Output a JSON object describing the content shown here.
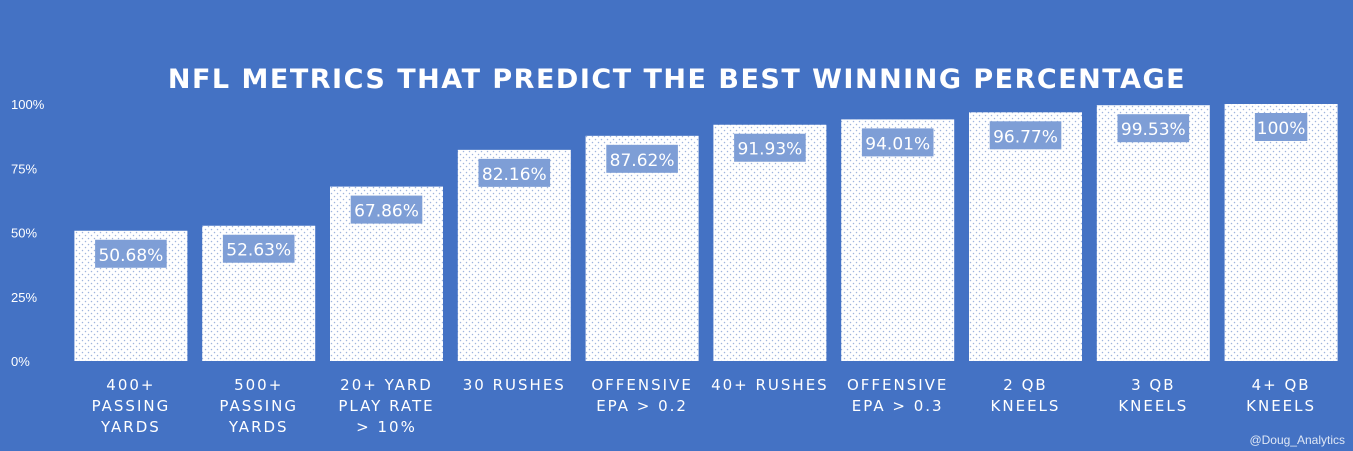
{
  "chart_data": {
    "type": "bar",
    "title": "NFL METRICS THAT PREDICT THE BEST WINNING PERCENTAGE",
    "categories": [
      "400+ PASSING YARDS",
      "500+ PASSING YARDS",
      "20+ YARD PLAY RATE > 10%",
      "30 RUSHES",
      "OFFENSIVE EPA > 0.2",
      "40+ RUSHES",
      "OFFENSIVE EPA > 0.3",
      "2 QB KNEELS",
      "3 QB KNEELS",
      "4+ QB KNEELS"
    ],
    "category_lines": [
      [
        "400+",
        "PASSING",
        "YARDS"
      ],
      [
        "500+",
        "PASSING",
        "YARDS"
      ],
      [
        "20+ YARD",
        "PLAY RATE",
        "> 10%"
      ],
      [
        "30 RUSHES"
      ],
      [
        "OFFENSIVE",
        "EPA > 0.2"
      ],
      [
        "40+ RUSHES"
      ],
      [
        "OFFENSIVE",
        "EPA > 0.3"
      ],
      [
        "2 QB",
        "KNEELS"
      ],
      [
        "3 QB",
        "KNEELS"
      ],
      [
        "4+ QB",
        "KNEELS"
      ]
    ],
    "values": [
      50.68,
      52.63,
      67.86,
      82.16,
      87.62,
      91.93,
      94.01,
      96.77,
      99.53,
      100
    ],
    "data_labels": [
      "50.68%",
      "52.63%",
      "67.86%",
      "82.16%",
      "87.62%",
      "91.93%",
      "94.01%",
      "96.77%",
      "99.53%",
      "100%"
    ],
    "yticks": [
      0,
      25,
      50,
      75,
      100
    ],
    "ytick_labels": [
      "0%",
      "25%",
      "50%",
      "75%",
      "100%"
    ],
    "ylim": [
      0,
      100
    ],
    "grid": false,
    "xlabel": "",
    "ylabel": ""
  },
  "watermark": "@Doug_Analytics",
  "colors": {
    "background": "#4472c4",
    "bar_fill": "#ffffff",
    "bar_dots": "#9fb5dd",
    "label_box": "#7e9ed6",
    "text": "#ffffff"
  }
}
---
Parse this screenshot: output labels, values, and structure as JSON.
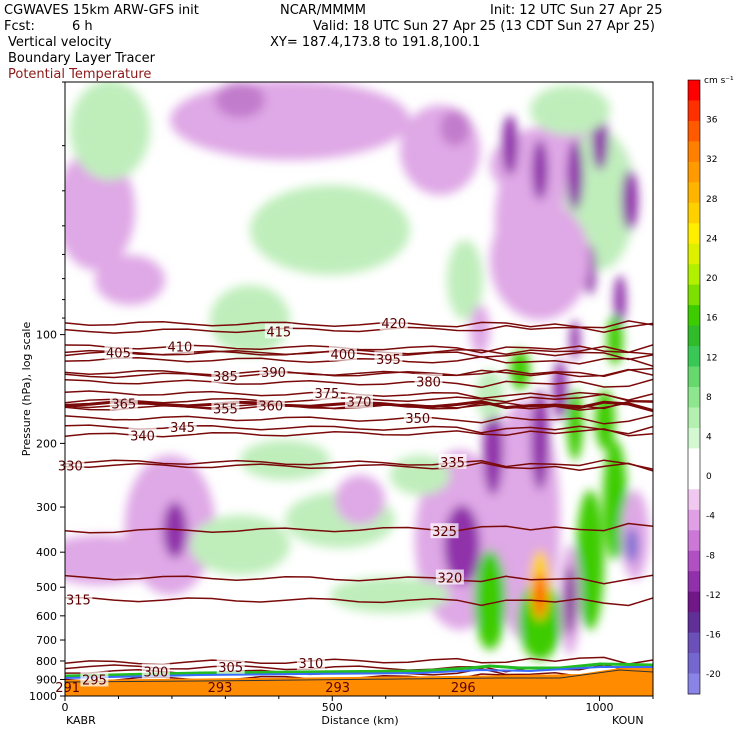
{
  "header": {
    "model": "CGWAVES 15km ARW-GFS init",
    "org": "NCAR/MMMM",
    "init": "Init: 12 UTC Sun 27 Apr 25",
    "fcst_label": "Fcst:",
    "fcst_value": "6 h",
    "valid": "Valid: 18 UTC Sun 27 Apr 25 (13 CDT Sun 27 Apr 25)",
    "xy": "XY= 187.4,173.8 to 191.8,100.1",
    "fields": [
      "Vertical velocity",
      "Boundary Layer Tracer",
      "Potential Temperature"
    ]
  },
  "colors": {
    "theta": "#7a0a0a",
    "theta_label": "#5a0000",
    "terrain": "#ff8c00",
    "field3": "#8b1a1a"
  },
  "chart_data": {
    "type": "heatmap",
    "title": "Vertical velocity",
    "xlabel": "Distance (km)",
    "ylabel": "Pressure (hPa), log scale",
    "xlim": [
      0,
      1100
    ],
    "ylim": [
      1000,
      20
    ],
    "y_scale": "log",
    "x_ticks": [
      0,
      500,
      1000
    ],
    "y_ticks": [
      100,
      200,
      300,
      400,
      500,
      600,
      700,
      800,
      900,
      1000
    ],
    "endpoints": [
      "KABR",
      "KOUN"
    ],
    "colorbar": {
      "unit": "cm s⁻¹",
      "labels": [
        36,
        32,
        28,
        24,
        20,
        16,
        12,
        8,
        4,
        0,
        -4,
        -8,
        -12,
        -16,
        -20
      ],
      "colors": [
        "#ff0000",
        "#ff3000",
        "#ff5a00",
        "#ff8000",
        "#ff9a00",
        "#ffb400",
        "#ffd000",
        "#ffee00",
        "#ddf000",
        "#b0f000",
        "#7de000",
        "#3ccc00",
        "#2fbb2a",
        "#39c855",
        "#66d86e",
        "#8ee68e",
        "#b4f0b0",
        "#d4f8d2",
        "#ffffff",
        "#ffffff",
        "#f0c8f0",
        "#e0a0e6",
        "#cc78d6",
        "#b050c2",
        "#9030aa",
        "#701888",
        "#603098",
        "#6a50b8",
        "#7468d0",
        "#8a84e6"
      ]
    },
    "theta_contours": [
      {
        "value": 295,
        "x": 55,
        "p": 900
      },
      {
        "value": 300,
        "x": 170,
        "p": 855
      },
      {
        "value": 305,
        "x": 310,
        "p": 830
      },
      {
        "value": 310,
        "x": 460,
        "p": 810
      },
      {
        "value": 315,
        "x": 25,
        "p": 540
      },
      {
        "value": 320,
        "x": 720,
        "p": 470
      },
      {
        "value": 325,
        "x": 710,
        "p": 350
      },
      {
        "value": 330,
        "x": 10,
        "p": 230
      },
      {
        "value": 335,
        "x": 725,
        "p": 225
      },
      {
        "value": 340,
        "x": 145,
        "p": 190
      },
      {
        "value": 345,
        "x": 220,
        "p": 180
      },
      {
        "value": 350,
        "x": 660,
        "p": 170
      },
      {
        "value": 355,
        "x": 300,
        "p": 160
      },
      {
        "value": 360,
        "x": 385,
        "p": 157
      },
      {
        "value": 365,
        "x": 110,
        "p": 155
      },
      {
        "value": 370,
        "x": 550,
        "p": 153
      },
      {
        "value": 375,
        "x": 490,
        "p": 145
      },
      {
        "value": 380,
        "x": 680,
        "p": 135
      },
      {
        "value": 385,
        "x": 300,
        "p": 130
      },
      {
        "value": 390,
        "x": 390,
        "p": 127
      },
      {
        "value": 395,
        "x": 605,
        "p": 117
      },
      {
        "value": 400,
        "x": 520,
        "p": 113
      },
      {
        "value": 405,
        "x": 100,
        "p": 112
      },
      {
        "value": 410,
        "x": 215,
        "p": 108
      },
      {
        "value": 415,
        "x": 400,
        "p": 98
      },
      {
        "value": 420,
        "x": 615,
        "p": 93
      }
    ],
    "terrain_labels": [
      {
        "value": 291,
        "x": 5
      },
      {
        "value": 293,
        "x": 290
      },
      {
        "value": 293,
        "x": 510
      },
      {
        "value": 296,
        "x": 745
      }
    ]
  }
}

## Task prompt
Return every line in the listing that contains the word "ffffff".

## Exercise output
    "bar_fill": "#ffffff",
    "text": "#ffffff"
        "#ffffff",
        "#ffffff",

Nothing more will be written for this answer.